Entries taken from a collection:
+ + + + +
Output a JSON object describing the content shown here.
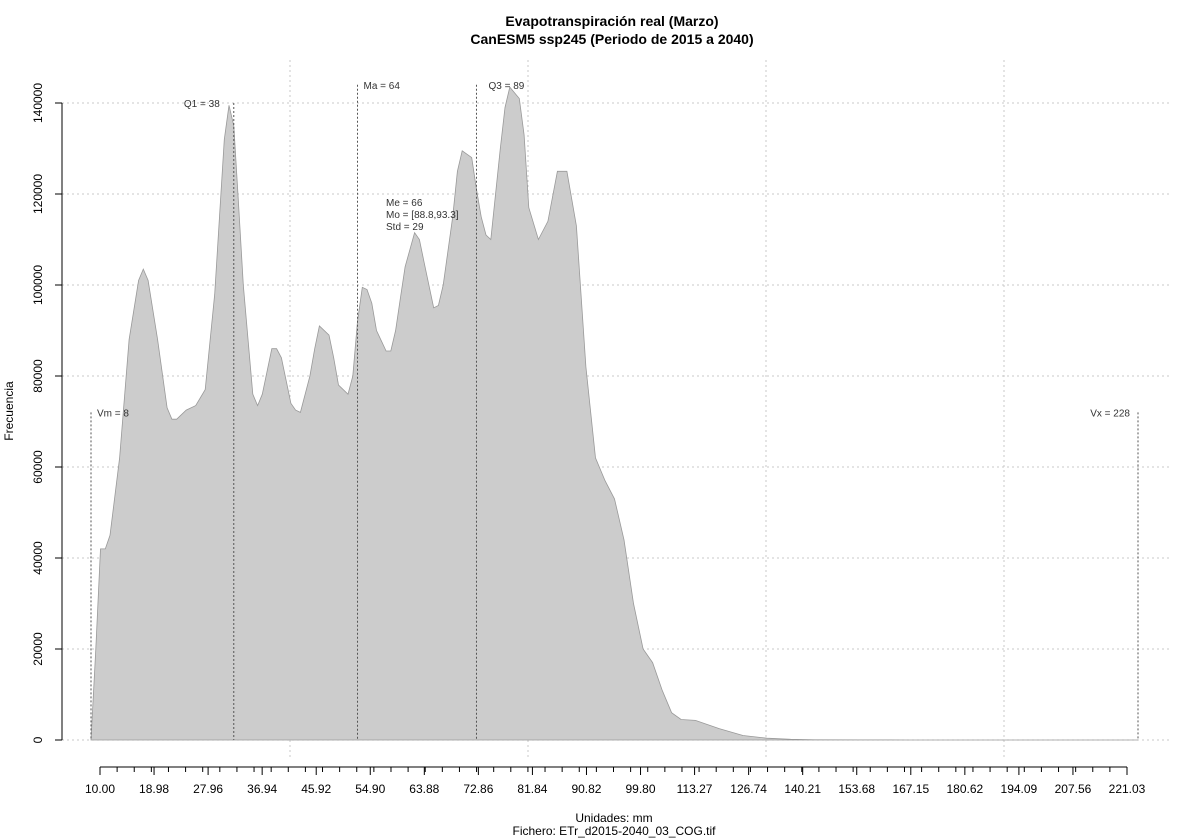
{
  "chart_data": {
    "type": "area",
    "title": "Evapotranspiración real (Marzo)",
    "subtitle": "CanESM5 ssp245 (Periodo de 2015 a 2040)",
    "xlabel": "Unidades: mm",
    "ylabel": "Frecuencia",
    "caption": "Fichero: ETr_d2015-2040_03_COG.tif",
    "xlim": [
      8,
      228
    ],
    "ylim": [
      0,
      140000
    ],
    "x_tick_labels": [
      "10.00",
      "18.98",
      "27.96",
      "36.94",
      "45.92",
      "54.90",
      "63.88",
      "72.86",
      "81.84",
      "90.82",
      "99.80",
      "113.27",
      "126.74",
      "140.21",
      "153.68",
      "167.15",
      "180.62",
      "194.09",
      "207.56",
      "221.03"
    ],
    "y_ticks": [
      0,
      20000,
      40000,
      60000,
      80000,
      100000,
      120000,
      140000
    ],
    "y_tick_labels": [
      "0",
      "20000",
      "40000",
      "60000",
      "80000",
      "100000",
      "120000",
      "140000"
    ],
    "grid": true,
    "fill_color": "#cccccc",
    "line_color": "#999999",
    "series": [
      {
        "x": [
          8,
          9,
          10,
          11,
          12,
          14,
          16,
          18,
          19,
          20,
          22,
          24,
          25,
          26,
          28,
          30,
          32,
          34,
          36,
          37,
          38,
          39,
          40,
          42,
          43,
          44,
          46,
          47,
          48,
          50,
          51,
          52,
          54,
          55,
          56,
          58,
          59,
          60,
          62,
          63,
          64,
          65,
          66,
          67,
          68,
          70,
          71,
          72,
          73,
          74,
          76,
          77,
          78,
          80,
          81,
          82,
          84,
          85,
          86,
          88,
          89,
          90,
          91,
          92,
          94,
          95,
          96,
          98,
          99,
          100,
          102,
          104,
          106,
          108,
          110,
          112,
          114,
          116,
          118,
          120,
          122,
          124,
          126,
          128,
          130,
          132,
          135,
          140,
          145,
          150,
          155,
          160,
          170,
          180,
          190,
          200,
          210,
          220,
          228
        ],
        "y": [
          0,
          20000,
          42000,
          42000,
          45000,
          62000,
          88000,
          101000,
          103500,
          101000,
          88000,
          73000,
          70500,
          70500,
          72500,
          73500,
          77000,
          98000,
          132000,
          139500,
          135000,
          118000,
          100000,
          76000,
          73500,
          76000,
          86000,
          86000,
          84000,
          74000,
          72500,
          72000,
          80000,
          86000,
          91000,
          89000,
          84000,
          78000,
          76000,
          80000,
          92000,
          99500,
          99000,
          96000,
          90000,
          85500,
          85500,
          90000,
          97000,
          104000,
          111500,
          110000,
          105000,
          95000,
          95500,
          100000,
          115000,
          125000,
          129500,
          128000,
          121000,
          115000,
          111000,
          110000,
          130000,
          139000,
          143500,
          141000,
          133000,
          117000,
          110000,
          114000,
          125000,
          125000,
          113000,
          82000,
          62000,
          57000,
          53000,
          44000,
          30000,
          20000,
          17000,
          11000,
          6000,
          4500,
          4300,
          2500,
          1000,
          400,
          150,
          50,
          20,
          10,
          5,
          3,
          2,
          1,
          0
        ]
      }
    ],
    "annotations": [
      {
        "key": "vm",
        "label": "Vm = 8",
        "x": 8,
        "y": 72000
      },
      {
        "key": "q1",
        "label": "Q1 = 38",
        "x": 38,
        "y": 140000
      },
      {
        "key": "ma",
        "label": "Ma = 64",
        "x": 64,
        "y": 144000
      },
      {
        "key": "q3",
        "label": "Q3 = 89",
        "x": 89,
        "y": 144000
      },
      {
        "key": "vx",
        "label": "Vx = 228",
        "x": 228,
        "y": 72000
      }
    ],
    "stats_text": [
      "Me = 66",
      "Mo = [88.8,93.3]",
      "Std = 29"
    ]
  }
}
+ + + + +
**Task details:** Give the material again exactly as it is, but keep the pictures out.

**Written answer:**
Output a JSON object describing the content shown here.
{
  "chart_data": {
    "type": "area",
    "title": "Evapotranspiración real (Marzo)",
    "subtitle": "CanESM5 ssp245 (Periodo de 2015 a 2040)",
    "xlabel": "Unidades: mm",
    "ylabel": "Frecuencia",
    "caption": "Fichero: ETr_d2015-2040_03_COG.tif",
    "xlim": [
      8,
      228
    ],
    "ylim": [
      0,
      140000
    ],
    "x_tick_labels": [
      "10.00",
      "18.98",
      "27.96",
      "36.94",
      "45.92",
      "54.90",
      "63.88",
      "72.86",
      "81.84",
      "90.82",
      "99.80",
      "113.27",
      "126.74",
      "140.21",
      "153.68",
      "167.15",
      "180.62",
      "194.09",
      "207.56",
      "221.03"
    ],
    "y_ticks": [
      0,
      20000,
      40000,
      60000,
      80000,
      100000,
      120000,
      140000
    ],
    "y_tick_labels": [
      "0",
      "20000",
      "40000",
      "60000",
      "80000",
      "100000",
      "120000",
      "140000"
    ],
    "grid": true,
    "fill_color": "#cccccc",
    "line_color": "#999999",
    "series": [
      {
        "x": [
          8,
          9,
          10,
          11,
          12,
          14,
          16,
          18,
          19,
          20,
          22,
          24,
          25,
          26,
          28,
          30,
          32,
          34,
          36,
          37,
          38,
          39,
          40,
          42,
          43,
          44,
          46,
          47,
          48,
          50,
          51,
          52,
          54,
          55,
          56,
          58,
          59,
          60,
          62,
          63,
          64,
          65,
          66,
          67,
          68,
          70,
          71,
          72,
          73,
          74,
          76,
          77,
          78,
          80,
          81,
          82,
          84,
          85,
          86,
          88,
          89,
          90,
          91,
          92,
          94,
          95,
          96,
          98,
          99,
          100,
          102,
          104,
          106,
          108,
          110,
          112,
          114,
          116,
          118,
          120,
          122,
          124,
          126,
          128,
          130,
          132,
          135,
          140,
          145,
          150,
          155,
          160,
          170,
          180,
          190,
          200,
          210,
          220,
          228
        ],
        "y": [
          0,
          20000,
          42000,
          42000,
          45000,
          62000,
          88000,
          101000,
          103500,
          101000,
          88000,
          73000,
          70500,
          70500,
          72500,
          73500,
          77000,
          98000,
          132000,
          139500,
          135000,
          118000,
          100000,
          76000,
          73500,
          76000,
          86000,
          86000,
          84000,
          74000,
          72500,
          72000,
          80000,
          86000,
          91000,
          89000,
          84000,
          78000,
          76000,
          80000,
          92000,
          99500,
          99000,
          96000,
          90000,
          85500,
          85500,
          90000,
          97000,
          104000,
          111500,
          110000,
          105000,
          95000,
          95500,
          100000,
          115000,
          125000,
          129500,
          128000,
          121000,
          115000,
          111000,
          110000,
          130000,
          139000,
          143500,
          141000,
          133000,
          117000,
          110000,
          114000,
          125000,
          125000,
          113000,
          82000,
          62000,
          57000,
          53000,
          44000,
          30000,
          20000,
          17000,
          11000,
          6000,
          4500,
          4300,
          2500,
          1000,
          400,
          150,
          50,
          20,
          10,
          5,
          3,
          2,
          1,
          0
        ]
      }
    ],
    "annotations": [
      {
        "key": "vm",
        "label": "Vm = 8",
        "x": 8,
        "y": 72000
      },
      {
        "key": "q1",
        "label": "Q1 = 38",
        "x": 38,
        "y": 140000
      },
      {
        "key": "ma",
        "label": "Ma = 64",
        "x": 64,
        "y": 144000
      },
      {
        "key": "q3",
        "label": "Q3 = 89",
        "x": 89,
        "y": 144000
      },
      {
        "key": "vx",
        "label": "Vx = 228",
        "x": 228,
        "y": 72000
      }
    ],
    "stats_text": [
      "Me = 66",
      "Mo = [88.8,93.3]",
      "Std = 29"
    ]
  }
}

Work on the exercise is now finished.